Short problem A :: Write out the part of the piece on connected vehicle hacking that opens with the words containing "What if the" and closes with "are at risk!".
Short problem B :: Change "y-tick-label" to "y-axis-label" in the rows of the data block, from the first row through the row containing "x-tick-label: Nord (475, 460, 515, 481)", and give only those rows, otherwise unchanged.

Extract provided ::
- - -

What if the next large-scale hack involved your vehicle instead of your security camera?
But my vehicle doesn’t connect to the internet….Are you sure? Statista estimates 40% of vehicles connect to the internet as of 2019 in the US (that’s 2 out of every 5 vehicles capable of accessing the internet!), and this is expected to rise to 74% (3 out of 4 vehicles) by 2023.
Even if you are not using in-car wifi, you might be using an entertainment system, or your car might be updating apple car play software. All of these need the internet. And even if you are not actively using these features, unless the car manufacturer or chip manufacturer took the ‘necessary’ precautions (we will get to multiple reasons of why that is just not the case, and why necessary is in quotes), you are at risk!

I’ve broadly heard 2 opinions on this: 1) Yes, but this is all hearsay 2) I’ve been convinced, and you’ve strengthened my convictions of never getting behind an internet connected car. Both of these are not right or useful in my opinion. In the first case, this is just not true. Read below for a short history on connected vehicle hacking:
It all started in 2010. Atleast that’s as far back as I’ll go for this article, and it’s a good point to start. A group of researchers from UW and UCSD posed an interesting problem: for 80 years or so, automobiles have remained mostly static, containing an internal combustion engine, wheels, gearshift, throttle, and brake. However since the 1970’s, 10’s of millions of code have been introduced, spread among 50–70 independent computers, called Electronic Control Units (ECU’s). Why was this done? It started with California. California being the pioneer, started to introduce strict pollutant regulations, and it made sense to electronically monitor and dynamically adjust fuel/oxygen ratios- which had the added benefit of improving efficiency and being more cost effective. Thus the ECU was born. Back in the day, California was clearly allowed to pioneer auto emission rules, and it wasn’t such a controversy. Subsequently there was a boom in ECUs as manufacturers started to realize the benefits of electronically monitoring and controlling throttle, brakes, airbag deployments, entertainment, lighting, climate, so on and so forth.
These ECU’s then could communicate with each other using a developed standard vehicle communication protocol, called the CAN bus. However, while the ECU and CAN systems were matured, it wasn’t designed to be secure from outside interference in the first place, which is what the 2010 paper posed: did these designs properly anticipate an adversary that could take control of your computers? And what could the possible damage be?
They did a bunch of experiments connecting a laptop to the OBD II port, and wrote a custom software, CARSHARK to communicate with ECUs through the OBD-II port. Ultimately, they found that they could send packets of data to ECUs without any authentication. More scary, was that through reverse engineering of what packets corresponded to what outcome, they were able to control the radio, even disable the engine, locked brakes and control the HVAC. A particularly scary scenario was the ‘Self-Destruct’ mode where they could display a 60 second countdown on the dash, and after that all functions seized and the car came to an abrupt halt. They showed that these attacks could in principle occur wirelessly, when another car could connect to the laptop in the test car, that in turn was connected to the OBD II port.
You might have thought that this was enough to cause the entire automotive industry to seriously consider revising old protocols to make more cybersecure vehicles. However, it didn’t. Their criticism was that this hack required physical access to the OBD II port, and someone might as well just slash the tires or heck even cut vehicle cables.
The same group did a systematic analysis of attack vectors and showed bluetooth, radio, wireless, etc were all sources of potential exploits. They didn’t make their methods public because understandably potential bad actors that could wreak havoc. Again this landed on deaf ears from the automotive industry.

- - -

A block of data
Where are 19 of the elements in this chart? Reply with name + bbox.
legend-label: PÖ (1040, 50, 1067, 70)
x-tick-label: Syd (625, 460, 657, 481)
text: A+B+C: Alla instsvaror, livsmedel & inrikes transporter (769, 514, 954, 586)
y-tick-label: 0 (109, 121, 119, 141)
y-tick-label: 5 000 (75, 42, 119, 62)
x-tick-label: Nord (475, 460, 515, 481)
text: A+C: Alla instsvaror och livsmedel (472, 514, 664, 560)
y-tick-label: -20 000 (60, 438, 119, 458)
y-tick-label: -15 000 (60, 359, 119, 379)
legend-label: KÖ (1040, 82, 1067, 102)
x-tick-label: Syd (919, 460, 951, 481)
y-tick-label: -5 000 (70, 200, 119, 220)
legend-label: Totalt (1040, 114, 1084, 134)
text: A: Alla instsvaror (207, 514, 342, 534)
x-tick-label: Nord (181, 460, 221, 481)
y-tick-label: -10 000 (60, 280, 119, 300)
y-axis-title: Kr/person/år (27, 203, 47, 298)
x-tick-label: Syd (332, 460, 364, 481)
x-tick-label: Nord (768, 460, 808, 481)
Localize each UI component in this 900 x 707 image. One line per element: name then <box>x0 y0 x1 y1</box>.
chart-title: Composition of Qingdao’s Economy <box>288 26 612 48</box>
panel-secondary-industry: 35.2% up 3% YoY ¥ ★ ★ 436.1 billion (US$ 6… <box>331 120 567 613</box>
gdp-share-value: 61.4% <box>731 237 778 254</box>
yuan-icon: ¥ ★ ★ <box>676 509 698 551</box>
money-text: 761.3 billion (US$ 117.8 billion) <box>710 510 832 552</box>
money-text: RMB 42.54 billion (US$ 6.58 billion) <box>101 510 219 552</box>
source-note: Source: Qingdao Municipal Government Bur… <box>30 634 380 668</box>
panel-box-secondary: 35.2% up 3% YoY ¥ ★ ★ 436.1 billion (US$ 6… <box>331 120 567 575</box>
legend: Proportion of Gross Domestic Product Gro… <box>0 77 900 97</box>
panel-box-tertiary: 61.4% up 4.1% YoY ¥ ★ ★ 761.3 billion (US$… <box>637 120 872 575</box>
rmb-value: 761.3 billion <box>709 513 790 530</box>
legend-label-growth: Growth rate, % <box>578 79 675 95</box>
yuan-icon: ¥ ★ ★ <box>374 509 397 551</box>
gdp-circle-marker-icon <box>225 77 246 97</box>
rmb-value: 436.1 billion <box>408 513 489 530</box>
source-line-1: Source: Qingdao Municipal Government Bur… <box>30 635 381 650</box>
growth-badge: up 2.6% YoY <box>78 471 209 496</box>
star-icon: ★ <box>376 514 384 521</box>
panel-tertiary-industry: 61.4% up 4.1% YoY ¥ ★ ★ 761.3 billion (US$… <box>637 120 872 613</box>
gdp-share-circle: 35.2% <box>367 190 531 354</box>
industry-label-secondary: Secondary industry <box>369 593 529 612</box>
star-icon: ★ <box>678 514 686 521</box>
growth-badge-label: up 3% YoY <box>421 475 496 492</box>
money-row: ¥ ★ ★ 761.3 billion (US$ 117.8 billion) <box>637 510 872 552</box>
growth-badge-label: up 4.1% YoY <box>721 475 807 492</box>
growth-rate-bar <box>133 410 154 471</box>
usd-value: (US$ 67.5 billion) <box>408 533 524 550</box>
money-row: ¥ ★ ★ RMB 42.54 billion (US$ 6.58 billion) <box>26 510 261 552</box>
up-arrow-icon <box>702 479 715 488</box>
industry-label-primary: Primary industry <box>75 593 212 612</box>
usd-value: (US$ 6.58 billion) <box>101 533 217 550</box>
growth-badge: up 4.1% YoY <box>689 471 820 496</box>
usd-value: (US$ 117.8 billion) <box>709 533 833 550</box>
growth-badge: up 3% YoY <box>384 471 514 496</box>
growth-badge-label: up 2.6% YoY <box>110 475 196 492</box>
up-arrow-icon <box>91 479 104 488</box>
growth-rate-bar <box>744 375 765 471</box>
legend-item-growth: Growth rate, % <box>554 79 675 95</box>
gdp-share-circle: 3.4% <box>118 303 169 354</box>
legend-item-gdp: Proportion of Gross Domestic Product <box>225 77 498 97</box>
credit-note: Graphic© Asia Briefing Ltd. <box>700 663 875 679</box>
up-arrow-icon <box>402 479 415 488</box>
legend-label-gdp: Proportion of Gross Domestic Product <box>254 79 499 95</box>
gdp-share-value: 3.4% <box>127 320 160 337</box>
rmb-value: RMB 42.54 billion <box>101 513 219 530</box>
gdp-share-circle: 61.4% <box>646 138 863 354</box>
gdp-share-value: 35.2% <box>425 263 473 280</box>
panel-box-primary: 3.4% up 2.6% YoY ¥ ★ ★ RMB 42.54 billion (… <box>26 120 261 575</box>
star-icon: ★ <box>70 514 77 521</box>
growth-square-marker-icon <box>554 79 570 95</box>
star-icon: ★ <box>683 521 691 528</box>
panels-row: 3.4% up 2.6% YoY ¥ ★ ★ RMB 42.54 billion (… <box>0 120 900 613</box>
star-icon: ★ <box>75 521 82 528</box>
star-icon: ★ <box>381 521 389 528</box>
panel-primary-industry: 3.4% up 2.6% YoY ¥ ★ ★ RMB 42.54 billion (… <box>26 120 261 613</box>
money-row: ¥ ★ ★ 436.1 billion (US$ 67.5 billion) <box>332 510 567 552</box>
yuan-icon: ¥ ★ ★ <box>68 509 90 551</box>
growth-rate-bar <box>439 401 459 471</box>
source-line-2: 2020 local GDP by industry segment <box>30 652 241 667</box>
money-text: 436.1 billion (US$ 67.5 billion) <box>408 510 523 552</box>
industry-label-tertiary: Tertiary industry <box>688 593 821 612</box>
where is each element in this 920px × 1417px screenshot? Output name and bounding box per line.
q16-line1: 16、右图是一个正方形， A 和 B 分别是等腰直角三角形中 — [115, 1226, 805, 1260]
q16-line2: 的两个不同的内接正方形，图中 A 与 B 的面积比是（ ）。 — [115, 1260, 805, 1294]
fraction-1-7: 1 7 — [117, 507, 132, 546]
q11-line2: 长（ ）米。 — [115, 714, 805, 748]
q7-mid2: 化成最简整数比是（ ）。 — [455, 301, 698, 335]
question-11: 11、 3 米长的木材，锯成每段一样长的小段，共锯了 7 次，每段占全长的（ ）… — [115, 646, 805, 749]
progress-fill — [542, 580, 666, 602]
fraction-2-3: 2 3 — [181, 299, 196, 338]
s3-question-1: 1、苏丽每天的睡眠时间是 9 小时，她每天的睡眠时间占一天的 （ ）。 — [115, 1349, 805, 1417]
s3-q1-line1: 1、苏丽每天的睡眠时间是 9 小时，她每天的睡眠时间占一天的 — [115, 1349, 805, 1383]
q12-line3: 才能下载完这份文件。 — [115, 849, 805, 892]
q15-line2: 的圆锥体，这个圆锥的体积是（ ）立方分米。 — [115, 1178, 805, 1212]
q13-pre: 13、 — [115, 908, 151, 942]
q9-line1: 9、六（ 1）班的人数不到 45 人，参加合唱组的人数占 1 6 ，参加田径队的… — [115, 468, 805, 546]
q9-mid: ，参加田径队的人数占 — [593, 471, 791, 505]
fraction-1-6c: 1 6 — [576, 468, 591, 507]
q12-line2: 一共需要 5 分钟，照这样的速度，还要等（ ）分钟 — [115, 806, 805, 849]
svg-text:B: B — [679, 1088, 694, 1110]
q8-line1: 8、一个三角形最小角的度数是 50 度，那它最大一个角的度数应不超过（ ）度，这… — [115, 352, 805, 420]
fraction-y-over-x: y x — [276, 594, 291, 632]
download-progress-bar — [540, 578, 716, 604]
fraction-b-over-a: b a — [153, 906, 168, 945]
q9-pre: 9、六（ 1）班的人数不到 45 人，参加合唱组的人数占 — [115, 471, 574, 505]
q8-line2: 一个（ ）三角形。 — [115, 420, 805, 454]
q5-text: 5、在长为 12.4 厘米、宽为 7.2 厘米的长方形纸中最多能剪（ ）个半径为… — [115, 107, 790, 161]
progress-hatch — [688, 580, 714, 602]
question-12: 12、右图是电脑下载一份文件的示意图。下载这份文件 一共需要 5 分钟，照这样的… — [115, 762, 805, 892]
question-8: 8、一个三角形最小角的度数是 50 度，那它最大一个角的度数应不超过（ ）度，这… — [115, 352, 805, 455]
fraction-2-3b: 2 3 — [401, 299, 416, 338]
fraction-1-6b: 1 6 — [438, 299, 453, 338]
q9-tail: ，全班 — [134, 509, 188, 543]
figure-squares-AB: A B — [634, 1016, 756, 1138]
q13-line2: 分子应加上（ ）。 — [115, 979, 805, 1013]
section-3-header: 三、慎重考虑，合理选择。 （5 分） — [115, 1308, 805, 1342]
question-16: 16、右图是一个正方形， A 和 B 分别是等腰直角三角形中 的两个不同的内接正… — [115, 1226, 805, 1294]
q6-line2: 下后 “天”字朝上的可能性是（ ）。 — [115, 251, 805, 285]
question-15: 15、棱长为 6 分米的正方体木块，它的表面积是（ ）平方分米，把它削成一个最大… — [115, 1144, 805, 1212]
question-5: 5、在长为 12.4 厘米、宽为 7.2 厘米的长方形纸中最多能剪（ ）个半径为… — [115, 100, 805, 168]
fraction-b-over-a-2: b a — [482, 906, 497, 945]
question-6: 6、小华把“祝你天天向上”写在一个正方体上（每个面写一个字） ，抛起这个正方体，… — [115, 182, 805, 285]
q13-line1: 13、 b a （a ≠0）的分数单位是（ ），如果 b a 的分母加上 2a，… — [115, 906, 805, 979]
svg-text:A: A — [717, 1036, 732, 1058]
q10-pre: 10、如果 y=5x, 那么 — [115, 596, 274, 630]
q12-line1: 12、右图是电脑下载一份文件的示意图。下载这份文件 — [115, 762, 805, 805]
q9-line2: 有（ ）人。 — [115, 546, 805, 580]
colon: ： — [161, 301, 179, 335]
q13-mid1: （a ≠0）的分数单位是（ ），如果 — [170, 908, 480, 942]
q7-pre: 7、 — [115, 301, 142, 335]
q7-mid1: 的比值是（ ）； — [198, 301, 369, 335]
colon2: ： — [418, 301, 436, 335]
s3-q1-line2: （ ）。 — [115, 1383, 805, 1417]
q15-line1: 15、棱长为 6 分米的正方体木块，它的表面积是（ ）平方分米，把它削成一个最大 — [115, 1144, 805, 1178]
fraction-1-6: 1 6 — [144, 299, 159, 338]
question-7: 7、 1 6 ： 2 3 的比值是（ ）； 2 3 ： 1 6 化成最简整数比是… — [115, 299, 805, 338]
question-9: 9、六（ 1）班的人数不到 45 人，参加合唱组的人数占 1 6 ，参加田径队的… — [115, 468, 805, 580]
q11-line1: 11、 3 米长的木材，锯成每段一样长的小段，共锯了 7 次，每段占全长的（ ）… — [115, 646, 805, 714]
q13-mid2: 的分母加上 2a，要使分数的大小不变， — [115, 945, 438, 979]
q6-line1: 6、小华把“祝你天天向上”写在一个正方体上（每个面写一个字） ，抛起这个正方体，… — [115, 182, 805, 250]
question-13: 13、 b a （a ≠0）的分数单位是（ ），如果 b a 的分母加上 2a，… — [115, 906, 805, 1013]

- - -

Result A ::
What if the next large-scale hack involved your vehicle instead of your security camera?
But my vehicle doesn’t connect to the internet….Are you sure? Statista estimates 40% of vehicles connect to the internet as of 2019 in the US (that’s 2 out of every 5 vehicles capable of accessing the internet!), and this is expected to rise to 74% (3 out of 4 vehicles) by 2023.
Even if you are not using in-car wifi, you might be using an entertainment system, or your car might be updating apple car play software. All of these need the internet. And even if you are not actively using these features, unless the car manufacturer or chip manufacturer took the ‘necessary’ precautions (we will get to multiple reasons of why that is just not the case, and why necessary is in quotes), you are at risk!

Result B ::
Where are 19 of the elements in this chart? Reply with name + bbox.
legend-label: PÖ (1040, 50, 1067, 70)
x-tick-label: Syd (625, 460, 657, 481)
text: A+B+C: Alla instsvaror, livsmedel & inrikes transporter (769, 514, 954, 586)
y-axis-label: 0 (109, 121, 119, 141)
y-axis-label: 5 000 (75, 42, 119, 62)
x-tick-label: Nord (475, 460, 515, 481)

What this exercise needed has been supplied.